◆ STATED PROBLEM ◆
Can you find the lines of the listing that include "title" and copy every one?

━━━

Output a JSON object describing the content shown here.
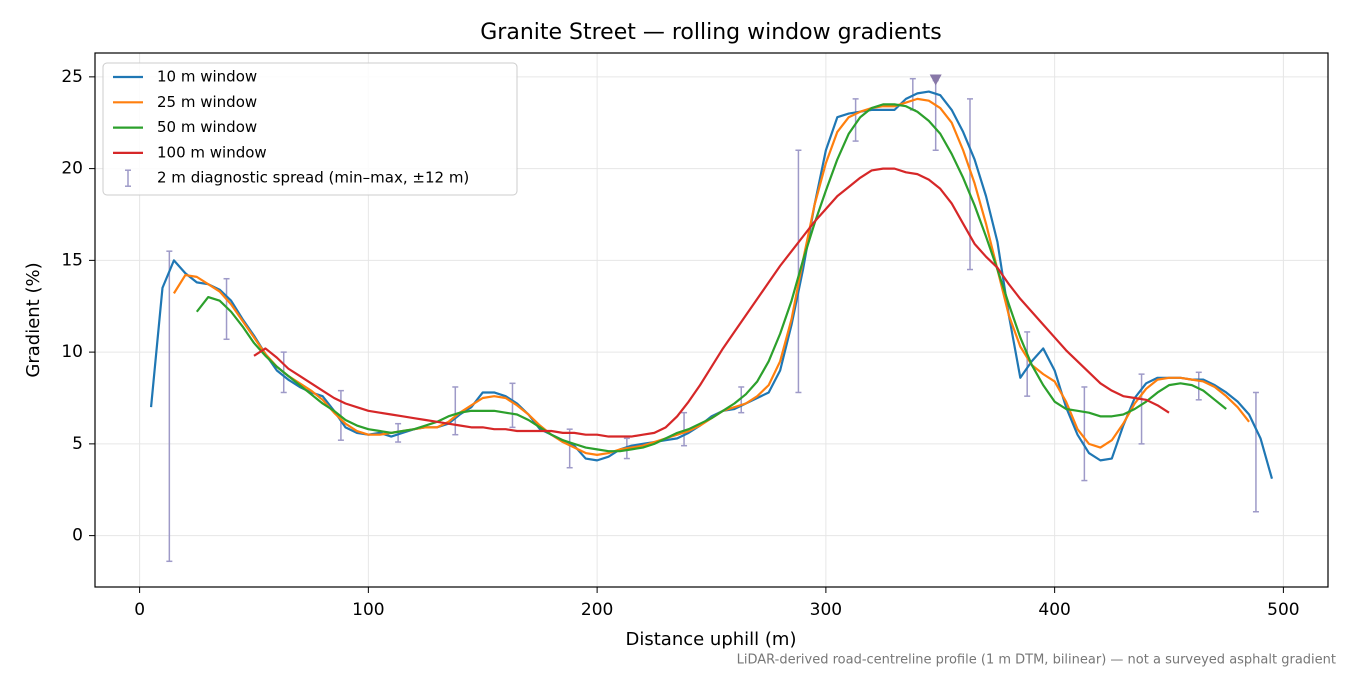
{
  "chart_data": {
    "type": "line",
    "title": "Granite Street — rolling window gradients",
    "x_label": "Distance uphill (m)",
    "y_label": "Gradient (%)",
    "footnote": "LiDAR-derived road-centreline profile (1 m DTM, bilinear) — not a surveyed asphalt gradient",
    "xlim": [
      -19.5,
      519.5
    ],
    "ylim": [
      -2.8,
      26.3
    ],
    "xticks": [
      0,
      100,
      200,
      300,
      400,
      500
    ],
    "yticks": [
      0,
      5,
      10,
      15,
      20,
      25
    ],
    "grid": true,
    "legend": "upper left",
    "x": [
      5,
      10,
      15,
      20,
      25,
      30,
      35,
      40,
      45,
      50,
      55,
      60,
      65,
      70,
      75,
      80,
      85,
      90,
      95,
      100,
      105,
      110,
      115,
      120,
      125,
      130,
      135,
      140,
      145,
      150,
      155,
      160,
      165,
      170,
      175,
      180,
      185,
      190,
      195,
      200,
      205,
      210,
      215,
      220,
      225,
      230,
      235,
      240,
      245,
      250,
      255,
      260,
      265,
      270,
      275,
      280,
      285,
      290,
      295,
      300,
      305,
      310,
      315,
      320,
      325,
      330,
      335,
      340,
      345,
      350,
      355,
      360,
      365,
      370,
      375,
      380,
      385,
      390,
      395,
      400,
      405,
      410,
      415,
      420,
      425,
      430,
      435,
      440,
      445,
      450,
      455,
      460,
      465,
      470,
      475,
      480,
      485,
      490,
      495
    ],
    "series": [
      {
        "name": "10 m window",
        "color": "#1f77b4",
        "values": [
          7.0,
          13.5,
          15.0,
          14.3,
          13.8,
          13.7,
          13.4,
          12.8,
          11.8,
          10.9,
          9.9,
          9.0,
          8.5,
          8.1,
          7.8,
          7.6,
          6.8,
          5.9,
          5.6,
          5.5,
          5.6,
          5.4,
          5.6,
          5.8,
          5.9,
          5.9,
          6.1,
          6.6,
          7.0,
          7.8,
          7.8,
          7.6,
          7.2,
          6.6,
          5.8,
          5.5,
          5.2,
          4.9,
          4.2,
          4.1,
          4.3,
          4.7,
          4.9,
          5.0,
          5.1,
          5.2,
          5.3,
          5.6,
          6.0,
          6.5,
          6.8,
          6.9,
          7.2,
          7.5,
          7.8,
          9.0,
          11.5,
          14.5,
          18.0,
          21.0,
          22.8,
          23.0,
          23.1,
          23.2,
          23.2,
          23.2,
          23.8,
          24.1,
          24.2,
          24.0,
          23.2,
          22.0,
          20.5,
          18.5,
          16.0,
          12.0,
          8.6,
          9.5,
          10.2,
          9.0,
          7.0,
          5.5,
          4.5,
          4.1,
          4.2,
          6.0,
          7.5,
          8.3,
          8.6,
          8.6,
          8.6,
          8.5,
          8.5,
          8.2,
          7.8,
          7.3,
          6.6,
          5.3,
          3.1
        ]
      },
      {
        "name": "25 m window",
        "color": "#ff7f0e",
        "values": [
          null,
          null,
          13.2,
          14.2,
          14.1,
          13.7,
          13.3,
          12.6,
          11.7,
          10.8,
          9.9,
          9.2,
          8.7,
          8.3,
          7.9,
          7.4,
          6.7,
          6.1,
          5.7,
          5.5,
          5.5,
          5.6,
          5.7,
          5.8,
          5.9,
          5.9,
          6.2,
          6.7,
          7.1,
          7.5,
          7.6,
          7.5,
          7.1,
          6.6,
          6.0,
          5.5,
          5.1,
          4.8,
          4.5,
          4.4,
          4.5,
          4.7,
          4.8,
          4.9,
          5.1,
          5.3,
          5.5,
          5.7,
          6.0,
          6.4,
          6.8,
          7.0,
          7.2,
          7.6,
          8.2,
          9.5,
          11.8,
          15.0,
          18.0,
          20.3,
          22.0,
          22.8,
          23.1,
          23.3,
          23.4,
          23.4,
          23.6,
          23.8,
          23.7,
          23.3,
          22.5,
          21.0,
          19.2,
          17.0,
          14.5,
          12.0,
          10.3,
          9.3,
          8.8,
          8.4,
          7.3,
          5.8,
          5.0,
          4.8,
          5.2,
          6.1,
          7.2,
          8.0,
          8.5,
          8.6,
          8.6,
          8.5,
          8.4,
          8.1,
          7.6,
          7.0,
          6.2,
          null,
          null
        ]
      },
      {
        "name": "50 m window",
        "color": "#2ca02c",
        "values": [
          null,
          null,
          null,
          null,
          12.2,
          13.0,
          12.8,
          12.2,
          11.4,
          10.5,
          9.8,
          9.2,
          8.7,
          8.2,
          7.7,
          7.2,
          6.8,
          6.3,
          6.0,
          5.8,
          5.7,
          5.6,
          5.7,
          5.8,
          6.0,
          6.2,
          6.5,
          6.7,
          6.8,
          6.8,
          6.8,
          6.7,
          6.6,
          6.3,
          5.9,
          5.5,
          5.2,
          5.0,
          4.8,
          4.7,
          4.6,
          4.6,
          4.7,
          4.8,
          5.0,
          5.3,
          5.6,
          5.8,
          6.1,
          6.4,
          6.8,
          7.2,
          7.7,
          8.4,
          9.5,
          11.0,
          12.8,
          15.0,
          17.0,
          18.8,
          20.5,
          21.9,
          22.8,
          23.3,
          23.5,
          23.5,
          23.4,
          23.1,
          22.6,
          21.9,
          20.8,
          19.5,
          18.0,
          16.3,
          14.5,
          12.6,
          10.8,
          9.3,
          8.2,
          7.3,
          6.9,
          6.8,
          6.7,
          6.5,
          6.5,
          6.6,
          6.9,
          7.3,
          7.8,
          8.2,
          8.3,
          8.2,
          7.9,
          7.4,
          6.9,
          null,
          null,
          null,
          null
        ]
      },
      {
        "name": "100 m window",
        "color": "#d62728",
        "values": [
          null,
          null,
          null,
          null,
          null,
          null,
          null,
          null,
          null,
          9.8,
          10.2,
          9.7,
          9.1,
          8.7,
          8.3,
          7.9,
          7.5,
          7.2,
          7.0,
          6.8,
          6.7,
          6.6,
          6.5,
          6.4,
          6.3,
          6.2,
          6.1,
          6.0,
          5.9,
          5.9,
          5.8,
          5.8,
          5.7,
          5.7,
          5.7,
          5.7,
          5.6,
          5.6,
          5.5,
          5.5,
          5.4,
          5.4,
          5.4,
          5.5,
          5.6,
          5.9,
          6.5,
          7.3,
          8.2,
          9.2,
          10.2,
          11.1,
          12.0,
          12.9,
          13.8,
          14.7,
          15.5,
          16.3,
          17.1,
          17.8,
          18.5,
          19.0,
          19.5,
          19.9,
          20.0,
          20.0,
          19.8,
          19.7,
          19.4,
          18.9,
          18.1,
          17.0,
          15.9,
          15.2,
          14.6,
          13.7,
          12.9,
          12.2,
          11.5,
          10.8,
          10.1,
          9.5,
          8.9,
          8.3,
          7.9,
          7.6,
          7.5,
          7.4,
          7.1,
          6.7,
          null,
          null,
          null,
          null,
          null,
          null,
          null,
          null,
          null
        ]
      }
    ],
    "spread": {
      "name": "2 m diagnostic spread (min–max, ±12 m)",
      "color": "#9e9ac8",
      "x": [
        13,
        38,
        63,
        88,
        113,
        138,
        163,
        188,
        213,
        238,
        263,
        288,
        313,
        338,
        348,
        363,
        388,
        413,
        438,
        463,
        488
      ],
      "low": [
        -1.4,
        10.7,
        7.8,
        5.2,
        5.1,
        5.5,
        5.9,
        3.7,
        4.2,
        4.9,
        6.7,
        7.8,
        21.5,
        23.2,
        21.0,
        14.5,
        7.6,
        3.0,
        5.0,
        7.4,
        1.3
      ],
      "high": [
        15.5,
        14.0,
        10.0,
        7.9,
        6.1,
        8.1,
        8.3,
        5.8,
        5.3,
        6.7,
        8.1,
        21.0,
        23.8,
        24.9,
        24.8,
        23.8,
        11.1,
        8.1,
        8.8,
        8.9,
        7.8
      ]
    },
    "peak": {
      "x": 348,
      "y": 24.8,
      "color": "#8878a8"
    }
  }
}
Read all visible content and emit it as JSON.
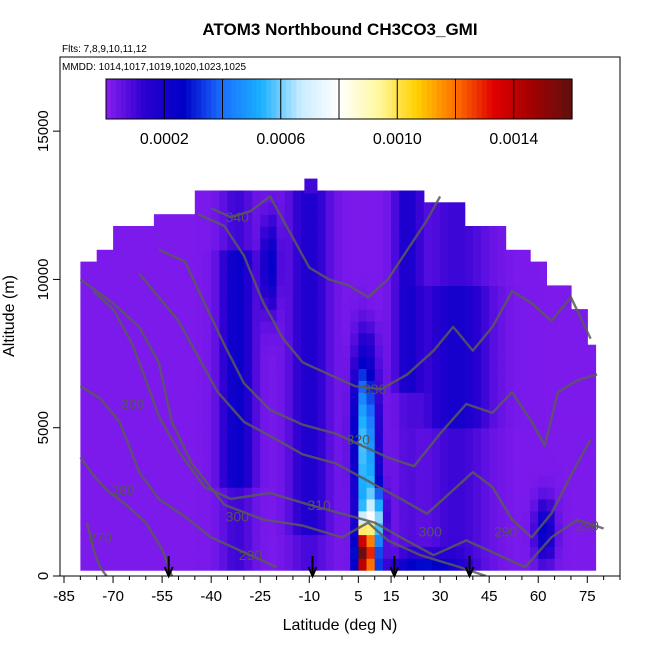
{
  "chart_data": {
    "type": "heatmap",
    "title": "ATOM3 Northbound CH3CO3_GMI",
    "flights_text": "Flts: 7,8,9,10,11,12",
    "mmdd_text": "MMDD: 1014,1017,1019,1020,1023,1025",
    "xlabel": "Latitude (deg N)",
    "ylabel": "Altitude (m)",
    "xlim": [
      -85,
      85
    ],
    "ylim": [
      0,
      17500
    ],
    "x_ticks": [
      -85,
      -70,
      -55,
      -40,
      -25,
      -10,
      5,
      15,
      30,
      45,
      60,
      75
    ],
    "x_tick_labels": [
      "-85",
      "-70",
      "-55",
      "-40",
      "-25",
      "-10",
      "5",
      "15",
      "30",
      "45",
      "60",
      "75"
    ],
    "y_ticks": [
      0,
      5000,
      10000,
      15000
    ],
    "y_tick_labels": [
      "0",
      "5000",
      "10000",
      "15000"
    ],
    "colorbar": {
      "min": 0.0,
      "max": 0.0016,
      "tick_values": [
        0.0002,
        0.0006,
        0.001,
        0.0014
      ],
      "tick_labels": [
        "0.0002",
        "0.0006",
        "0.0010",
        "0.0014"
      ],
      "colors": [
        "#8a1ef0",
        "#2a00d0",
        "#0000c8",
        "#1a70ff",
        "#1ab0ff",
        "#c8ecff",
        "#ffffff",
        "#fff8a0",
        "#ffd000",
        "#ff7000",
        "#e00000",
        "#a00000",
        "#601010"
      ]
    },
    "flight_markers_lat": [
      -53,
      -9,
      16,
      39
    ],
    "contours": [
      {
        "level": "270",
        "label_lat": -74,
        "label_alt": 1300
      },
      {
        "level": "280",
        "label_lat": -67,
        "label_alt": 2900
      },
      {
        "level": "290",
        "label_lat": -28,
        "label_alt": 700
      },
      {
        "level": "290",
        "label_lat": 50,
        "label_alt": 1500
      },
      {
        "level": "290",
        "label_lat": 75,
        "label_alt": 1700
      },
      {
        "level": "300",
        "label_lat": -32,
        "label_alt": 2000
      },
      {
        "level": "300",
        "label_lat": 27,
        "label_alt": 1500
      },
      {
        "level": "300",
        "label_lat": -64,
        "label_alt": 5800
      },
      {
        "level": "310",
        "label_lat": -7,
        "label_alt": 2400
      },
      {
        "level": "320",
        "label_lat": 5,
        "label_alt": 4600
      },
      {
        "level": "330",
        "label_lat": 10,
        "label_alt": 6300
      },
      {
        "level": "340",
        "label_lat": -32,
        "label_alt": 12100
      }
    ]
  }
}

━━━

◆ COMPLETED EXERCISE ◆
    "title": "Granite Street — rolling window gradients",
    "title": "ATOM3 Northbound CH3CO3_GMI",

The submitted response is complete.